*工作数据*:
★ ★ ★

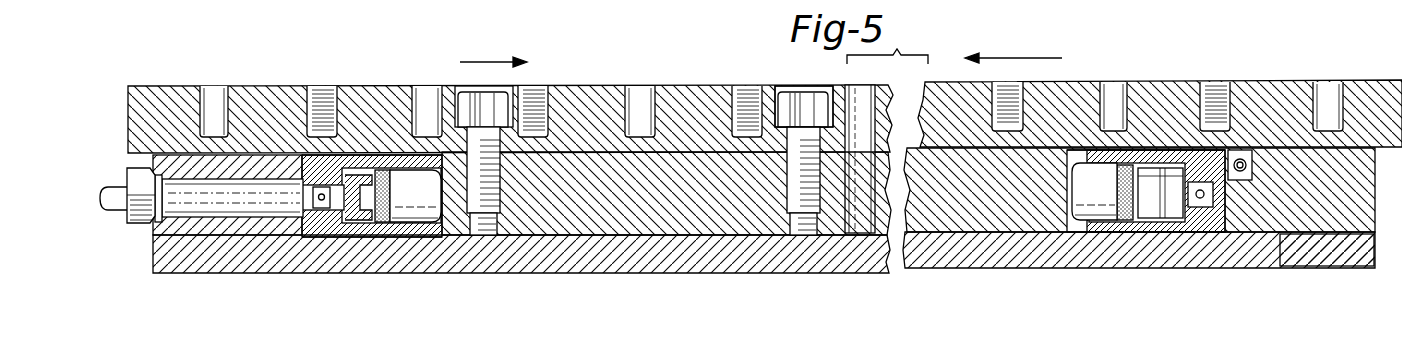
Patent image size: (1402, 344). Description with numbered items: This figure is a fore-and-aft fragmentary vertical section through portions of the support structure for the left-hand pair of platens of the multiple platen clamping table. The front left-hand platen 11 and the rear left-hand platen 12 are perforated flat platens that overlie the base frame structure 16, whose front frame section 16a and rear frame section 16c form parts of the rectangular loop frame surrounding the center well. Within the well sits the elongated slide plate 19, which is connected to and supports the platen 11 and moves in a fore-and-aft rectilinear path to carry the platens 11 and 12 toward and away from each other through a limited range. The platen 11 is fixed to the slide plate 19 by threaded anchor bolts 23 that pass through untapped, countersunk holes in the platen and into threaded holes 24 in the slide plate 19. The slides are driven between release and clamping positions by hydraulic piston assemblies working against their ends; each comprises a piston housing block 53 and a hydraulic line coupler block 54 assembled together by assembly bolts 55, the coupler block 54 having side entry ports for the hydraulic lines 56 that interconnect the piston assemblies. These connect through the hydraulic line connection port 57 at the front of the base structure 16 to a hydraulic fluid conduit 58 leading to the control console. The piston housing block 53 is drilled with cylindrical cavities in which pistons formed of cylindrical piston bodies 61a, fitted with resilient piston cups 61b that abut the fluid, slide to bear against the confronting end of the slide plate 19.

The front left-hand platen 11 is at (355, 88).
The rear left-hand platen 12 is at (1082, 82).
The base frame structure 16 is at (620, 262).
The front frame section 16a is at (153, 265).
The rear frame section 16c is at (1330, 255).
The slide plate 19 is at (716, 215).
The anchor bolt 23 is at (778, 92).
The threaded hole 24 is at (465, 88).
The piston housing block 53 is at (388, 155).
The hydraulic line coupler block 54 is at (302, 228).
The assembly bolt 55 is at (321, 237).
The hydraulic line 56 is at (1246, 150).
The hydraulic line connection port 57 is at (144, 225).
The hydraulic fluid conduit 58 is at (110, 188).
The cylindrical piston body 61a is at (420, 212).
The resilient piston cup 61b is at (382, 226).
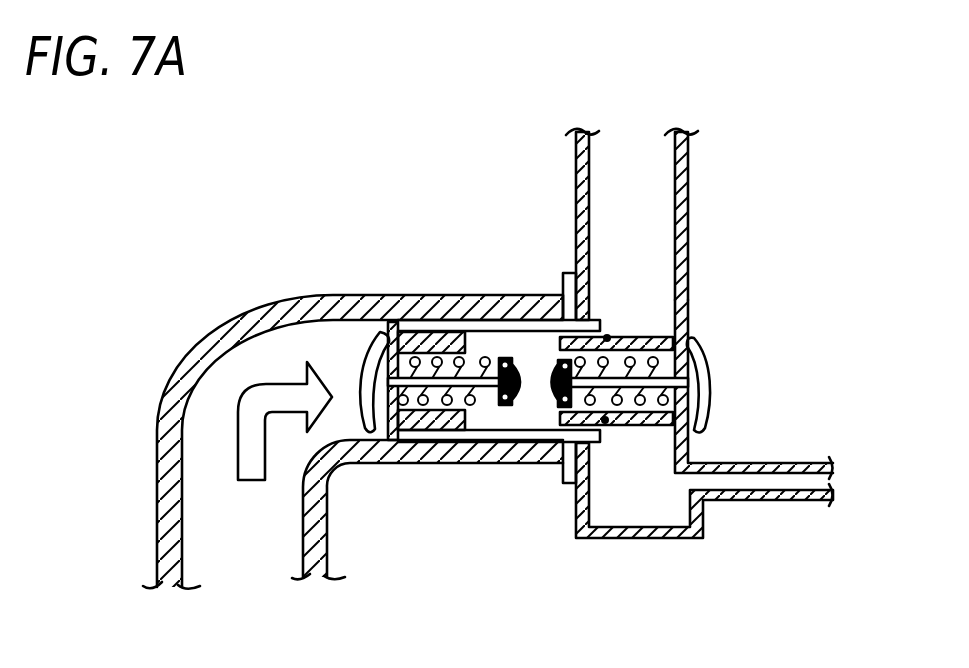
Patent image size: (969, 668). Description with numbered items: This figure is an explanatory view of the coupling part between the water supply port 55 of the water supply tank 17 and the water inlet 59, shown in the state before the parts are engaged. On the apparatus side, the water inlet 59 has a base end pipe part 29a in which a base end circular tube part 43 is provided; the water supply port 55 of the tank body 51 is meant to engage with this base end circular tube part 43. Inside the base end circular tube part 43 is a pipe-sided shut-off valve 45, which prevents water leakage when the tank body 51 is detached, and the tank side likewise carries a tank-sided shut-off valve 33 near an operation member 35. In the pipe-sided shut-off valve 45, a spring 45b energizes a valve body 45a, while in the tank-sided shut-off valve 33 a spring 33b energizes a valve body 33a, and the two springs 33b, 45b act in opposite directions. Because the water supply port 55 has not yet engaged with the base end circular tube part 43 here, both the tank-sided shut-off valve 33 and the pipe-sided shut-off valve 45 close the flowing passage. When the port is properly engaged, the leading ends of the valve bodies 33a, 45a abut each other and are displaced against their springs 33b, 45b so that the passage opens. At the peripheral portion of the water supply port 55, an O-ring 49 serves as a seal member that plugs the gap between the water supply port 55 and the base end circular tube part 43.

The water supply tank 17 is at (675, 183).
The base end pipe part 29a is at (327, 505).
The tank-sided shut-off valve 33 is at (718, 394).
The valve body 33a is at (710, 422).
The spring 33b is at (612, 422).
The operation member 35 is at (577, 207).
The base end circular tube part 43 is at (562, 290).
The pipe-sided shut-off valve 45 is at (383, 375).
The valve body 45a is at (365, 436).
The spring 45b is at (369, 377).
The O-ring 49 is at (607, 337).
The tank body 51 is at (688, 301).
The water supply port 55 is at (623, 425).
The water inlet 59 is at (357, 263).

★ ★ ★

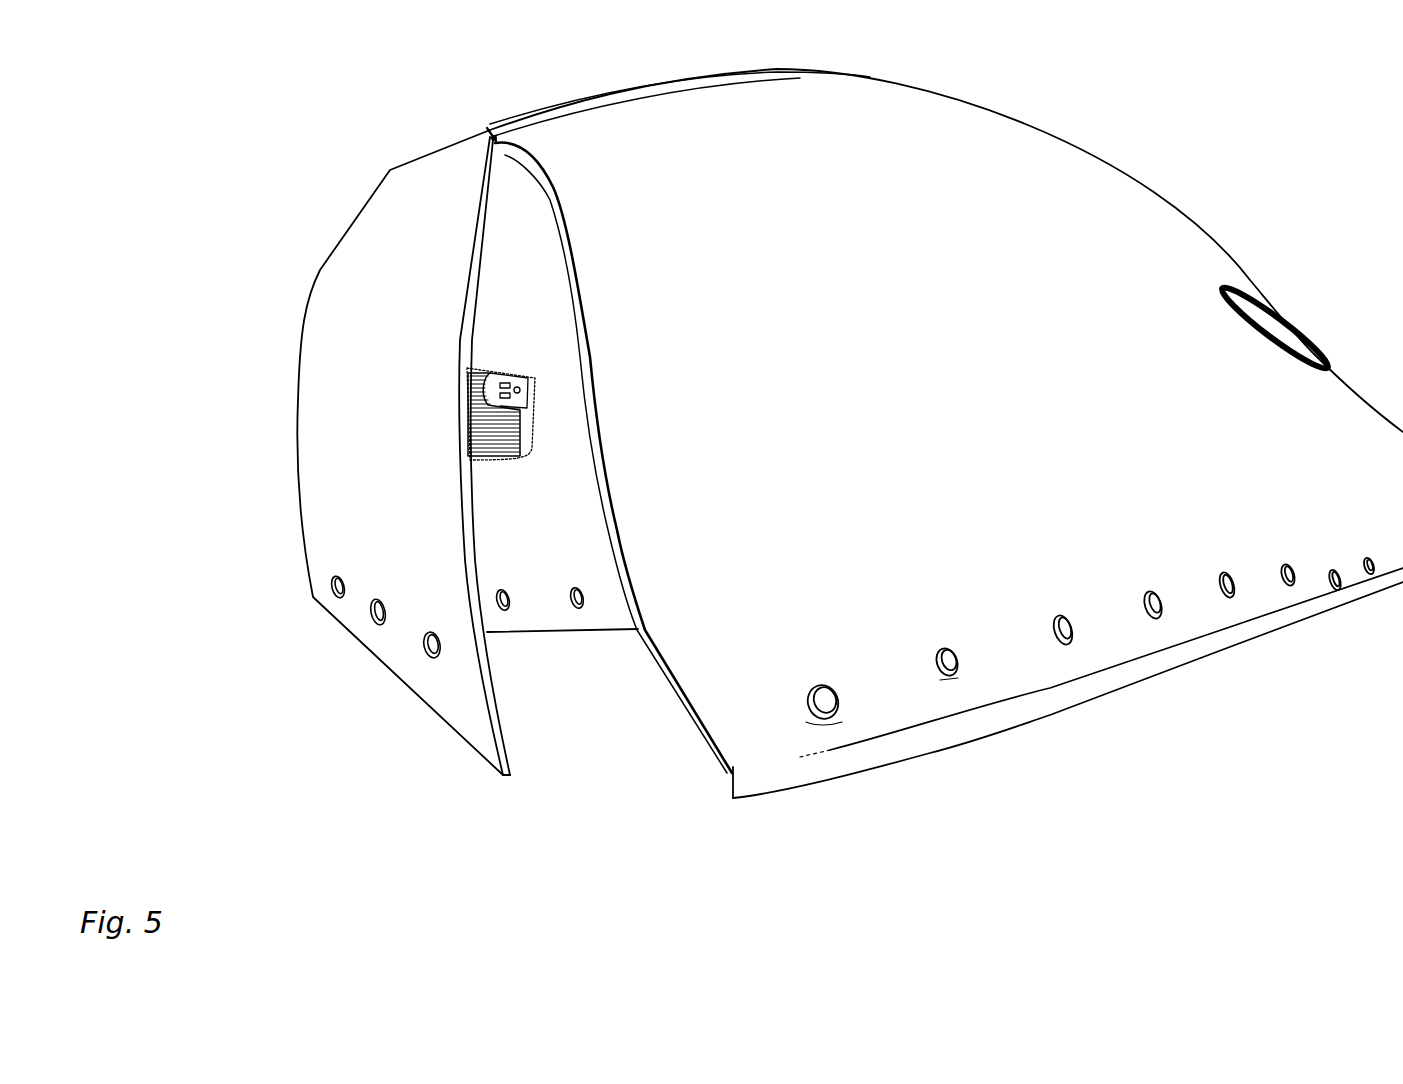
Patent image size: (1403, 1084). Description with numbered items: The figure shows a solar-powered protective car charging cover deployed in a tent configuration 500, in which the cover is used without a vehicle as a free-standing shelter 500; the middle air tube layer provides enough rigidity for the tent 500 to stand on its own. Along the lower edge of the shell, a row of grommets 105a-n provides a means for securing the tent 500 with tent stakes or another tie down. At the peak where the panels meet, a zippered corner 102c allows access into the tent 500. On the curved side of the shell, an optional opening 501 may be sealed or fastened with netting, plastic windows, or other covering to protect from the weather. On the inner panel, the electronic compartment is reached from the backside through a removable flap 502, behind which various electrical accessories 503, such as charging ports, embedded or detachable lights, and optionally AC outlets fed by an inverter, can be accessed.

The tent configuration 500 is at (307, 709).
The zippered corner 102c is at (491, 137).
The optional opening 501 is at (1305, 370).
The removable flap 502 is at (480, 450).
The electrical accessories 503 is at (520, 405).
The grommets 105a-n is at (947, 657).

★ ★ ★

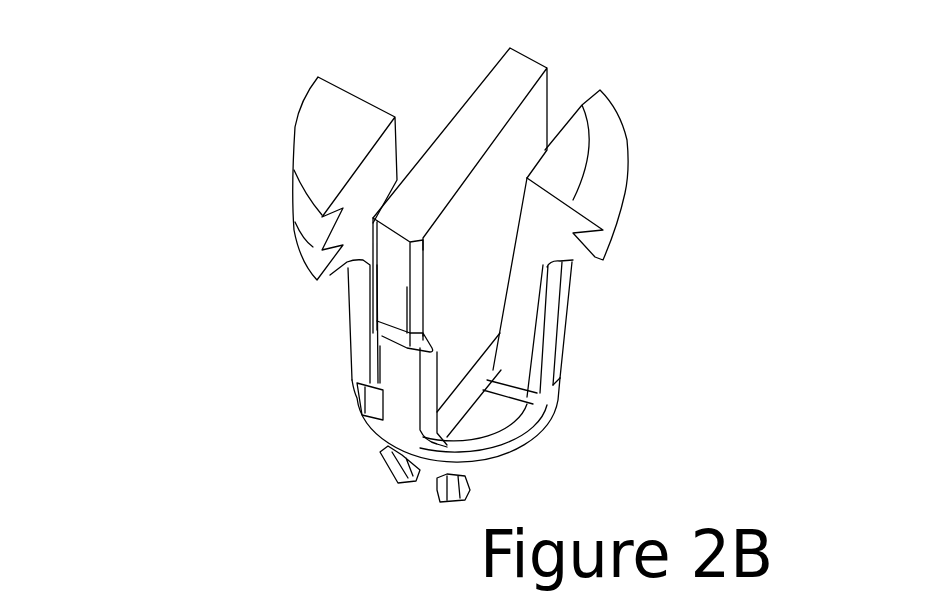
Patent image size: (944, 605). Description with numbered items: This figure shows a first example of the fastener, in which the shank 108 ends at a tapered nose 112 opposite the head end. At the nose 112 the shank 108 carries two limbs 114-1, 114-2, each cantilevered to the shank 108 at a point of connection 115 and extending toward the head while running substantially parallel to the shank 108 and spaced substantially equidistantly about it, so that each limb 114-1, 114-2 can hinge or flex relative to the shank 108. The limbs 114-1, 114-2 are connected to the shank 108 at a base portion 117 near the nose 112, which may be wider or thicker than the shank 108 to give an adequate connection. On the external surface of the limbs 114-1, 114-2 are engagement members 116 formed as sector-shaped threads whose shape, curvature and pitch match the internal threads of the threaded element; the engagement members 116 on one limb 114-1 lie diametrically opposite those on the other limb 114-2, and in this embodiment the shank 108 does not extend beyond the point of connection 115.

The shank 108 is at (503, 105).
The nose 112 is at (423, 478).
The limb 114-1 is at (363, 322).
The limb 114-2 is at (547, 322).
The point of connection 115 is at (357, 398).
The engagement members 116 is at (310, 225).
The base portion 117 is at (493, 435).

★ ★ ★

把从含有“Patent image size: (944, 605).”的那一行起、到含有“The limb 114-1 is at (363, 322).”的那一行止（首尾两行都算）的各行表示为 Markdown 表格，两列分别名为“序号”和“内容”，空行不计。

| 序号 | 内容 |
|---|---|
| 1 | Patent image size: (944, 605). Description with numbered items: This figure shows a first example of the fastener, in which the shank 108 ends at a tapered nose 112 opposite the head end. At the nose 112 the shank 108 carries two limbs 114-1, 114-2, each cantilevered to the shank 108 at a point of connection 115 and extending toward the head while running substantially parallel to the shank 108 and spaced substantially equidistantly about it, so that each limb 114-1, 114-2 can hinge or flex relative to the shank 108. The limbs 114-1, 114-2 are connected to the shank 108 at a base portion 117 near the nose 112, which may be wider or thicker than the shank 108 to give an adequate connection. On the external surface of the limbs 114-1, 114-2 are engagement members 116 formed as sector-shaped threads whose shape, curvature and pitch match the internal threads of the threaded element; the engagement members 116 on one limb 114-1 lie diametrically opposite those on the other limb 114-2, and in this embodiment the shank 108 does not extend beyond the point of connection 115. |
| 2 | The shank 108 is at (503, 105). |
| 3 | The nose 112 is at (423, 478). |
| 4 | The limb 114-1 is at (363, 322). |